CHALLENGE ▸ Copy each line of the records that contains the word "employer".

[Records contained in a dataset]
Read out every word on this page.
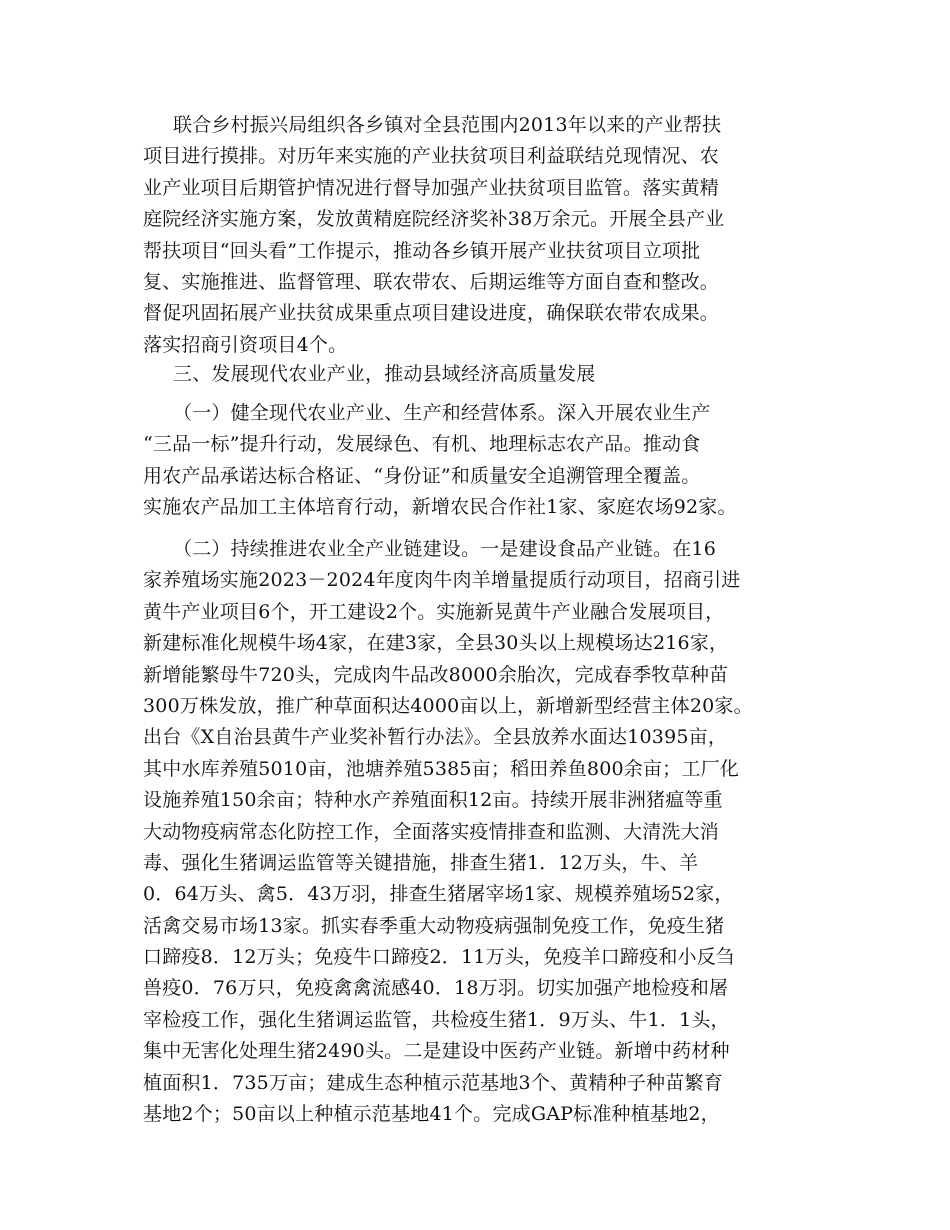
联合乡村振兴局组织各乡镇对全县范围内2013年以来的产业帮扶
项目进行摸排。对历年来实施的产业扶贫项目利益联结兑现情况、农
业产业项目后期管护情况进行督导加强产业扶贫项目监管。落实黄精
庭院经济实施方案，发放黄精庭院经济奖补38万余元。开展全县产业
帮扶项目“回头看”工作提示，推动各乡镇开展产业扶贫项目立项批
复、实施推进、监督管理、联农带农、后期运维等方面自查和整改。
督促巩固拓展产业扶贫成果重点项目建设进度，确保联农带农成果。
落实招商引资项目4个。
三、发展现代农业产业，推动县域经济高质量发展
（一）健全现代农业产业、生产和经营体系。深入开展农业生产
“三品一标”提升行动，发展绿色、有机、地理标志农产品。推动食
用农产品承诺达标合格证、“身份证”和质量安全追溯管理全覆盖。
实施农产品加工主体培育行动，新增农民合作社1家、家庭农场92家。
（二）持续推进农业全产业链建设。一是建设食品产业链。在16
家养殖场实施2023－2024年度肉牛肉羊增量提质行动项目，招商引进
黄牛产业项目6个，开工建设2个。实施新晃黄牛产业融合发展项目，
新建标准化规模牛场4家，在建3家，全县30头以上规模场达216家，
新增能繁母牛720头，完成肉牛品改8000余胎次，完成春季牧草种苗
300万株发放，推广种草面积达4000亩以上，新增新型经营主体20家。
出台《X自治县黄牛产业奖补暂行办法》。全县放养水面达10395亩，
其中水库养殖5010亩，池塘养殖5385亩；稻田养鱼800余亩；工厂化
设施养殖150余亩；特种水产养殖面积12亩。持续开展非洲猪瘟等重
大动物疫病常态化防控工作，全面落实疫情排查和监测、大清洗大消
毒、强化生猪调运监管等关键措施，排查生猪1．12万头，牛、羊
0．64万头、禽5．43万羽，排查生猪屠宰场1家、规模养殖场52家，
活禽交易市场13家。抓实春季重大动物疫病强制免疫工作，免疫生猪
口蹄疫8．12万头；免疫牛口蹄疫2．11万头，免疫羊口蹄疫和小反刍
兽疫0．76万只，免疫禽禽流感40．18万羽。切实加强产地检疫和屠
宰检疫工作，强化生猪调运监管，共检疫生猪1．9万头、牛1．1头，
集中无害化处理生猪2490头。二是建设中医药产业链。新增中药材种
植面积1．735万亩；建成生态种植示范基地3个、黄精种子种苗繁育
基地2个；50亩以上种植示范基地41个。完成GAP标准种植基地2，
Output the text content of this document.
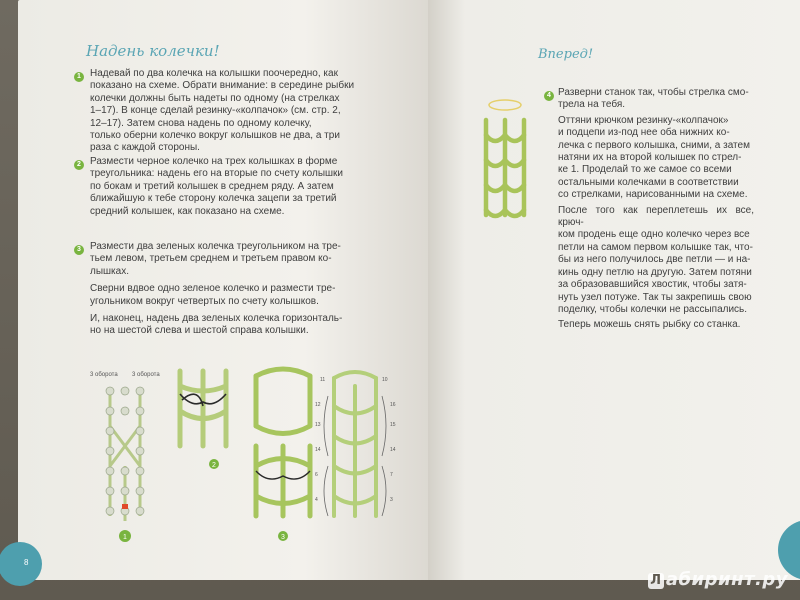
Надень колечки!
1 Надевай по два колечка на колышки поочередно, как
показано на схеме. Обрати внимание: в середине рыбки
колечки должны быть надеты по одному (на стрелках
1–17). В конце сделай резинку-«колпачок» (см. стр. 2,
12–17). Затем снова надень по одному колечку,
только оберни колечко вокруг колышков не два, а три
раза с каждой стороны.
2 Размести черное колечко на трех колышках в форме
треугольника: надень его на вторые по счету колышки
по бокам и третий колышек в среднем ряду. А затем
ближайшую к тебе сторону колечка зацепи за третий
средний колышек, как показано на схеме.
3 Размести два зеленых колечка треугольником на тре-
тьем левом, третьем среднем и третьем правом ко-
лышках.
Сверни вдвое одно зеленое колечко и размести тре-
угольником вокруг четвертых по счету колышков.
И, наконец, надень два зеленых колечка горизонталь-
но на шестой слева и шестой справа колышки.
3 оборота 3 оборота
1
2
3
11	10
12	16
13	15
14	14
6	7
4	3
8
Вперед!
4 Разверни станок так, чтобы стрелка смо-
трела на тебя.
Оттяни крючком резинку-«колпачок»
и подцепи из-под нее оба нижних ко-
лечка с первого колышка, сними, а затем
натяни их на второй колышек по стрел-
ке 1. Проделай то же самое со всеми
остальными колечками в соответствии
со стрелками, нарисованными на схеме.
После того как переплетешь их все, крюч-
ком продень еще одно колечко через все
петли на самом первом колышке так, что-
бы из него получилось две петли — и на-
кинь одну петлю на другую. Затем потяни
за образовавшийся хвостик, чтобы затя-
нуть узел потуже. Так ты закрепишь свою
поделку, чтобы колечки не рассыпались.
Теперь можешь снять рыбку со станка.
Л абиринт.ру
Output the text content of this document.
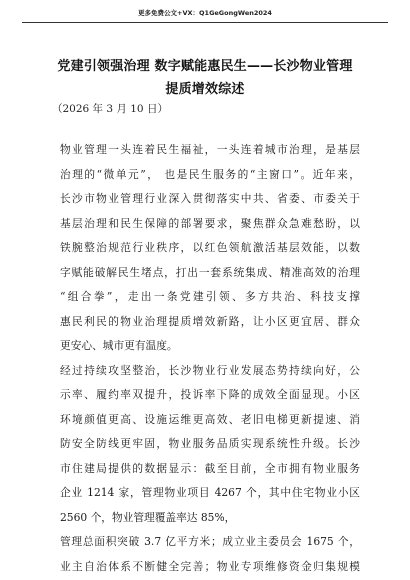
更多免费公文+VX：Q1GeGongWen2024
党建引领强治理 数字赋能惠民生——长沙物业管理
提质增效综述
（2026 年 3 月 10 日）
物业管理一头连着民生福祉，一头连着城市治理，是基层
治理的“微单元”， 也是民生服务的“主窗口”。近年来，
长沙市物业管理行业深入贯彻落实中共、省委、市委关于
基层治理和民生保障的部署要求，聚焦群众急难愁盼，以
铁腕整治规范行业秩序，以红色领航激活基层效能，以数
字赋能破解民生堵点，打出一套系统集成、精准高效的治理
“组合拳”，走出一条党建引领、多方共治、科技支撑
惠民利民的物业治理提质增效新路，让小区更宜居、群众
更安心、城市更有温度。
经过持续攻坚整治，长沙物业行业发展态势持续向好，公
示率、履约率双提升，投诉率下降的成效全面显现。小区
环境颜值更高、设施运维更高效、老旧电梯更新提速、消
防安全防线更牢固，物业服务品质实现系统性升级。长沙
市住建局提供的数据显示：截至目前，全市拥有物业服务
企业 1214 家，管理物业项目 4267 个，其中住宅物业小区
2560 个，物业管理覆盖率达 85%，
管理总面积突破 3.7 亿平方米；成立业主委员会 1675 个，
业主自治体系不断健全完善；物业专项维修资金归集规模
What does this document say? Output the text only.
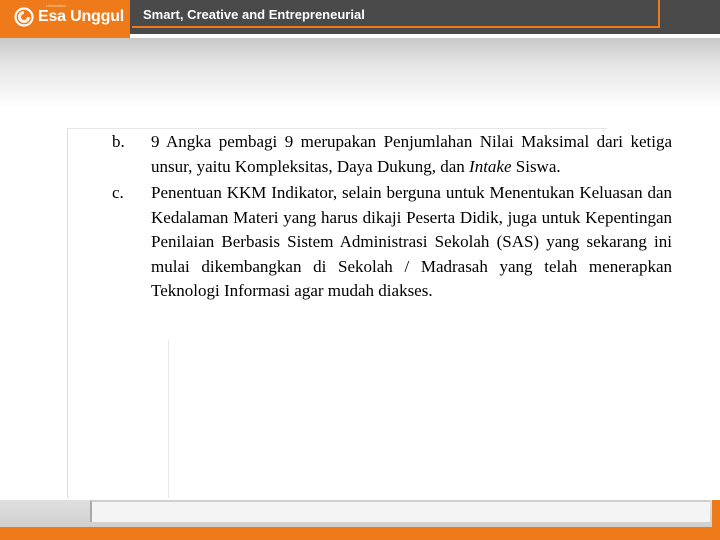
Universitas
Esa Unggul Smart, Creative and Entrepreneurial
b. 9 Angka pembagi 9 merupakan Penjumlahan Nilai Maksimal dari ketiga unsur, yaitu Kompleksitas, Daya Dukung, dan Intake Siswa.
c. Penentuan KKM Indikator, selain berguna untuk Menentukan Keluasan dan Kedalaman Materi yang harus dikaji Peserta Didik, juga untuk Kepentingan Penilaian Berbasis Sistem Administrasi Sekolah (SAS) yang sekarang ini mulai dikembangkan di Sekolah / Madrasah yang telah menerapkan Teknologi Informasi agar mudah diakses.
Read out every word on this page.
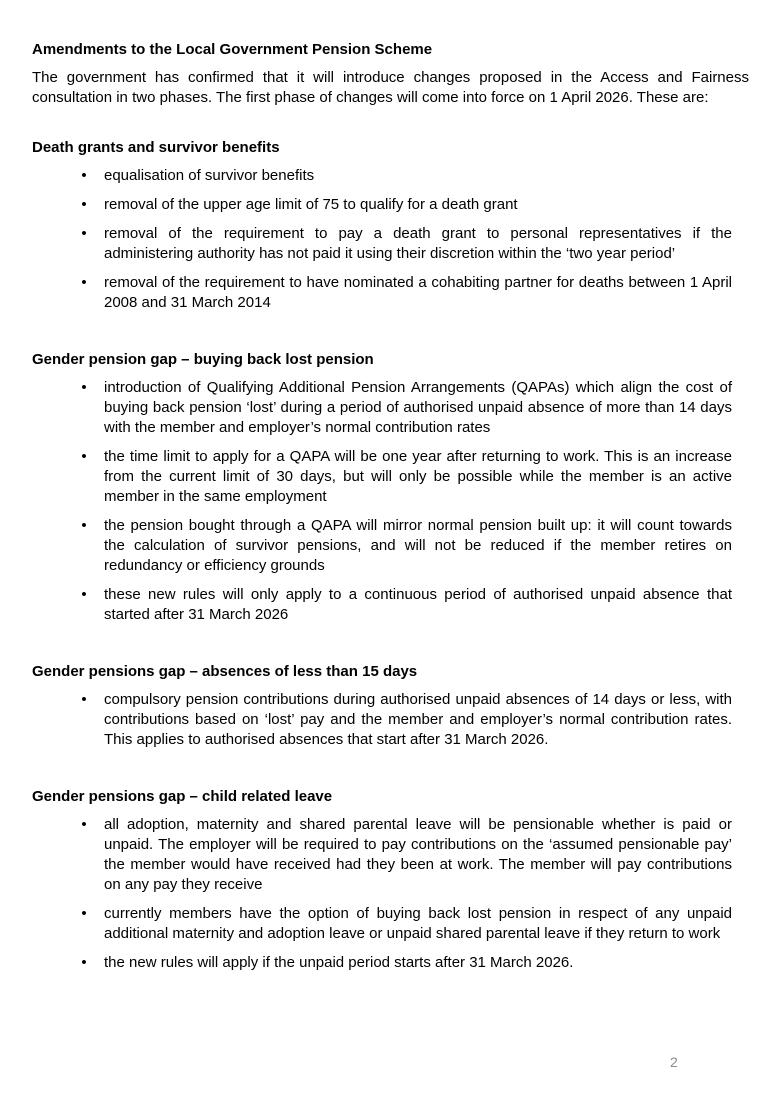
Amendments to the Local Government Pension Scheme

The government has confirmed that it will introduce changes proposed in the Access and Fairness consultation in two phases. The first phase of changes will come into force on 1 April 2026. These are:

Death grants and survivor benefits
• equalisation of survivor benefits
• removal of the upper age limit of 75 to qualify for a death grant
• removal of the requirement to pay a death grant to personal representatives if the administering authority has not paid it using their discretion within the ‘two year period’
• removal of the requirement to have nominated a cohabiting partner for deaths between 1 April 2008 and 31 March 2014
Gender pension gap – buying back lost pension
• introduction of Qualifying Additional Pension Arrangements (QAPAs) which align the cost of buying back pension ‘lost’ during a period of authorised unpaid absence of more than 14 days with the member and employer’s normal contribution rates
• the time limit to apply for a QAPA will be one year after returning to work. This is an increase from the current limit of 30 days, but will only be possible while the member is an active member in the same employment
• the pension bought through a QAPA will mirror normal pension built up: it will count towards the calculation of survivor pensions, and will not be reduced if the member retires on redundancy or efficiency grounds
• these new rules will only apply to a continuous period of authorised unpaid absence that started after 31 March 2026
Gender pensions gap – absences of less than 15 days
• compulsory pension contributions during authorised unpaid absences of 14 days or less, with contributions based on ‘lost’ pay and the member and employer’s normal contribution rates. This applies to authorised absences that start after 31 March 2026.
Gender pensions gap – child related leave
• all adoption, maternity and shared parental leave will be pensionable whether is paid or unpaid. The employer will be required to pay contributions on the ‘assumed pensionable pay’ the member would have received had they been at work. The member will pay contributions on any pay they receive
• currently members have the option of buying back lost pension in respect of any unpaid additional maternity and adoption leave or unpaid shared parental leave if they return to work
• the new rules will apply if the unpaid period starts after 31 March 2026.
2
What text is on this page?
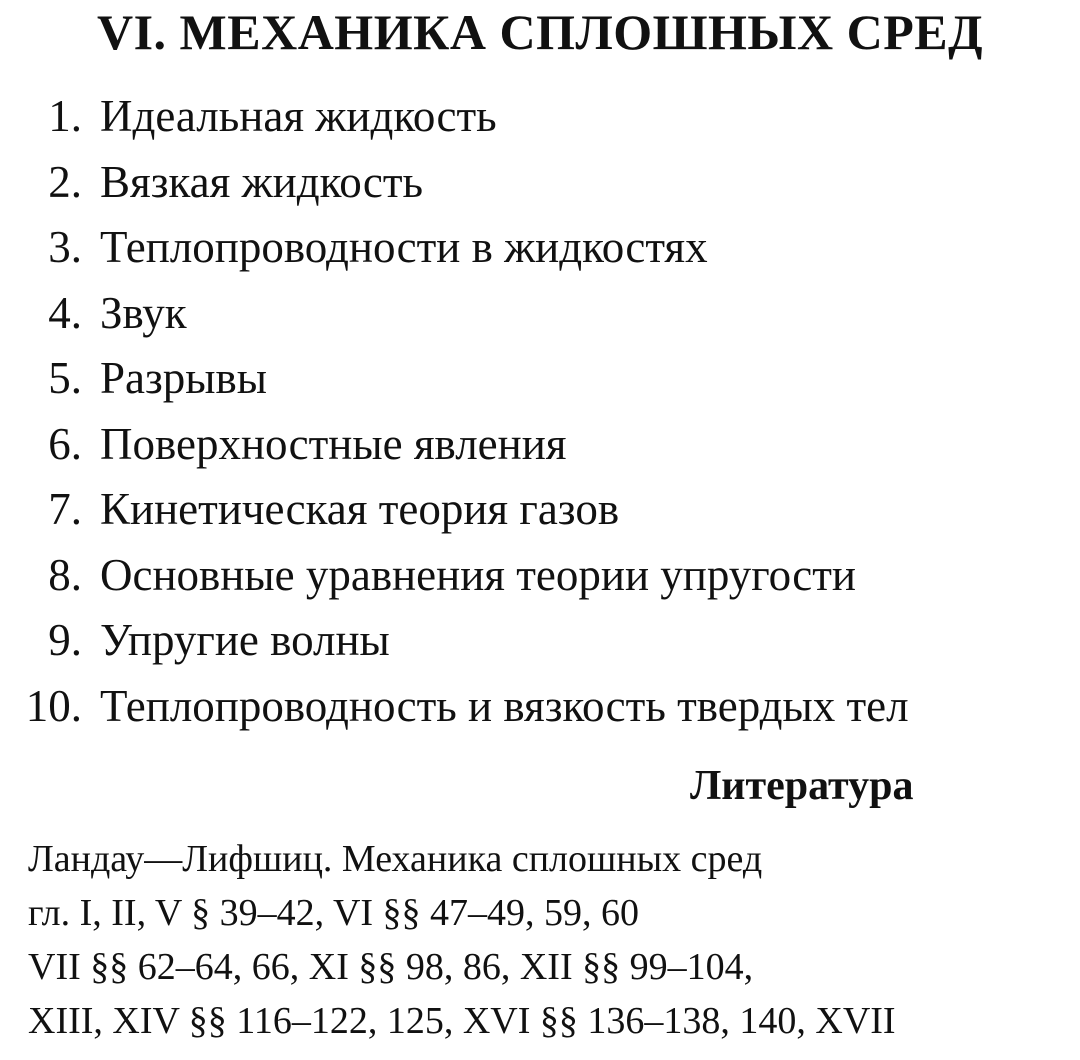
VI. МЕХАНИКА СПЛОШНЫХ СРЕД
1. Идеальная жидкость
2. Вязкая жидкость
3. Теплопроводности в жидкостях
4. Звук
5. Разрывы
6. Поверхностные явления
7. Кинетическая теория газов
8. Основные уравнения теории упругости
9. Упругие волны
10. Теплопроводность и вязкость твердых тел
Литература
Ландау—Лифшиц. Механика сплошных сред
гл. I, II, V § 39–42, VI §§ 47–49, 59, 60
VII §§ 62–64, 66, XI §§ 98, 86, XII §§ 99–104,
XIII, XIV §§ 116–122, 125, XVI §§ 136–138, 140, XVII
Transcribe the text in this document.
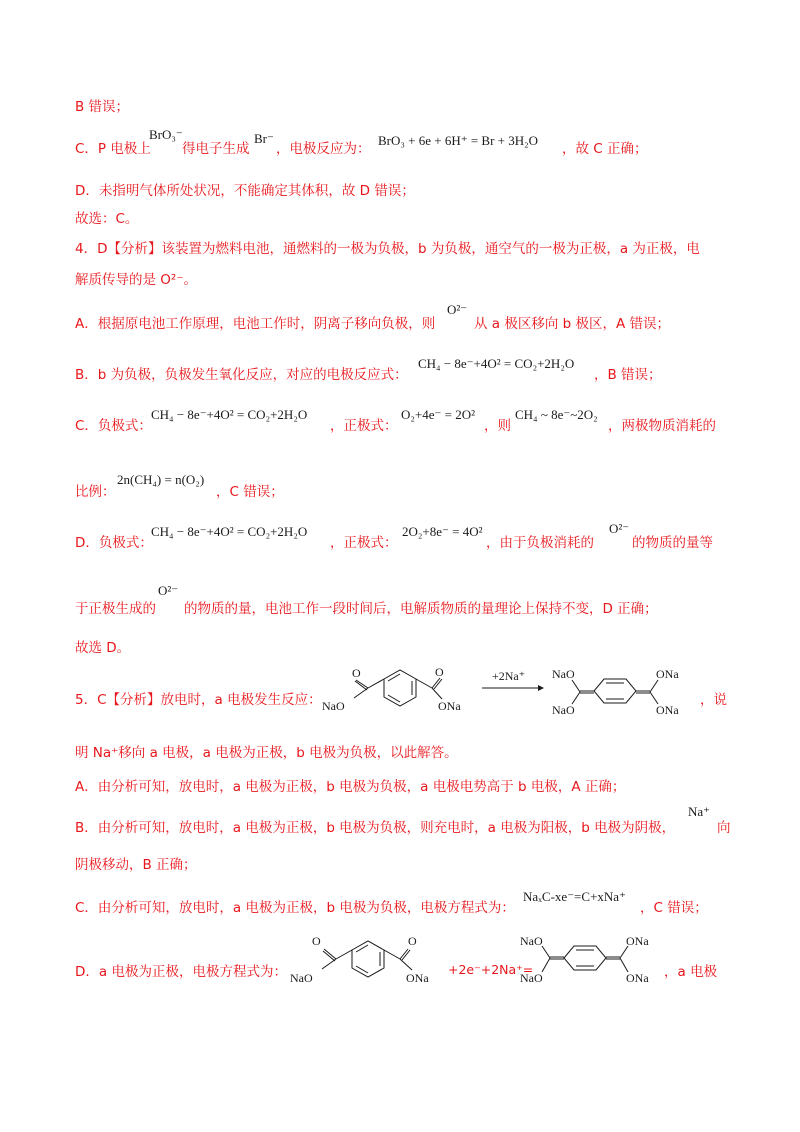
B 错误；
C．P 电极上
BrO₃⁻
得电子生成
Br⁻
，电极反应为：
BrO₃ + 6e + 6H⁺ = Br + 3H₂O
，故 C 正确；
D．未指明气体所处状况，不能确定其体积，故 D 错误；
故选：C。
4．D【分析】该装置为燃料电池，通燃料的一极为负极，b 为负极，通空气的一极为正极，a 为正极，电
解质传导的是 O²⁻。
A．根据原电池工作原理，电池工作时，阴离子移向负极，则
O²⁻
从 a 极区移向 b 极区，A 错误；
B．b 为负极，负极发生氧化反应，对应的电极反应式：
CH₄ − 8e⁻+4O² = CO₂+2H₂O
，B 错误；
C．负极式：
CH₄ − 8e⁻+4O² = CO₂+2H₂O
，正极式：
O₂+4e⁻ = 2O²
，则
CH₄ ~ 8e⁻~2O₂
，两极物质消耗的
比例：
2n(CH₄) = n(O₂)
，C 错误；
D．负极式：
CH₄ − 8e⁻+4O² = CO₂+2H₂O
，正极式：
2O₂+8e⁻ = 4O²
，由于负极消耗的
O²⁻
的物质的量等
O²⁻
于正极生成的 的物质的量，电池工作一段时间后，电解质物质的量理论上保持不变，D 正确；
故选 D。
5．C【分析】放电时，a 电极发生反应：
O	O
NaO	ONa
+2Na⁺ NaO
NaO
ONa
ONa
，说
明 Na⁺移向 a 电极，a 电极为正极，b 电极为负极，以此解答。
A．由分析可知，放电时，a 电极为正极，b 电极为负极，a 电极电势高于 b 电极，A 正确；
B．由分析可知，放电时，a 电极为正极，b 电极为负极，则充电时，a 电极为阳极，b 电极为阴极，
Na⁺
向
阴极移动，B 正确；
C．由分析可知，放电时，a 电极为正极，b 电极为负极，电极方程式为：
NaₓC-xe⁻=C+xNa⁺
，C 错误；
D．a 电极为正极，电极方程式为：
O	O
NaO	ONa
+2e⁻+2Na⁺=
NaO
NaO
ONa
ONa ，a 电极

COMPLETE OUTPUT ▸
• introduction of Qualifying Additional Pension Arrangements (QAPAs) which align the cost of buying back pension ‘lost’ during a period of authorised unpaid absence of more than 14 days with the member and employer’s normal contribution rates
• compulsory pension contributions during authorised unpaid absences of 14 days or less, with contributions based on ‘lost’ pay and the member and employer’s normal contribution rates. This applies to authorised absences that start after 31 March 2026.
• all adoption, maternity and shared parental leave will be pensionable whether is paid or unpaid. The employer will be required to pay contributions on the ‘assumed pensionable pay’ the member would have received had they been at work. The member will pay contributions on any pay they receive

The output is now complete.